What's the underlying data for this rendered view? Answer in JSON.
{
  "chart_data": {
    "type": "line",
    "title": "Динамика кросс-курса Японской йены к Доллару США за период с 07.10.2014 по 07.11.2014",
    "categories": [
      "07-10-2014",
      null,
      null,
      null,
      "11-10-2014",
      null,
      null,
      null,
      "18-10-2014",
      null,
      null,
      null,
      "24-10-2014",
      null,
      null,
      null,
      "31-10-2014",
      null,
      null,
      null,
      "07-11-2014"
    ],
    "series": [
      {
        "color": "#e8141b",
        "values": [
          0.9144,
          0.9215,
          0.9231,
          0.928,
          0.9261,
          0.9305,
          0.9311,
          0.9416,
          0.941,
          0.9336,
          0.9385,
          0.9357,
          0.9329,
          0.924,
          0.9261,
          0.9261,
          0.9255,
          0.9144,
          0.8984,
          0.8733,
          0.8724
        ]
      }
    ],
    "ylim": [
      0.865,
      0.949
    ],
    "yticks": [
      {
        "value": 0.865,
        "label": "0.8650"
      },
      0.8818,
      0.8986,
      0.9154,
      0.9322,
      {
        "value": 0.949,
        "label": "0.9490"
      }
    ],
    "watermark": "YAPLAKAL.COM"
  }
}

#####

▶ _WHAT IS ASKED_
Using the listing above, please repeat every entry exactly.

▶ _OUTPUT BELOW_
What's the underlying data for this rendered view? Answer in JSON.
{
  "chart_data": {
    "type": "line",
    "title": "Динамика кросс-курса Японской йены к Доллару США за период с 07.10.2014 по 07.11.2014",
    "categories": [
      "07-10-2014",
      null,
      null,
      null,
      "11-10-2014",
      null,
      null,
      null,
      "18-10-2014",
      null,
      null,
      null,
      "24-10-2014",
      null,
      null,
      null,
      "31-10-2014",
      null,
      null,
      null,
      "07-11-2014"
    ],
    "series": [
      {
        "color": "#e8141b",
        "values": [
          0.9144,
          0.9215,
          0.9231,
          0.928,
          0.9261,
          0.9305,
          0.9311,
          0.9416,
          0.941,
          0.9336,
          0.9385,
          0.9357,
          0.9329,
          0.924,
          0.9261,
          0.9261,
          0.9255,
          0.9144,
          0.8984,
          0.8733,
          0.8724
        ]
      }
    ],
    "ylim": [
      0.865,
      0.949
    ],
    "yticks": [
      {
        "value": 0.865,
        "label": "0.8650"
      },
      0.8818,
      0.8986,
      0.9154,
      0.9322,
      {
        "value": 0.949,
        "label": "0.9490"
      }
    ],
    "watermark": "YAPLAKAL.COM"
  }
}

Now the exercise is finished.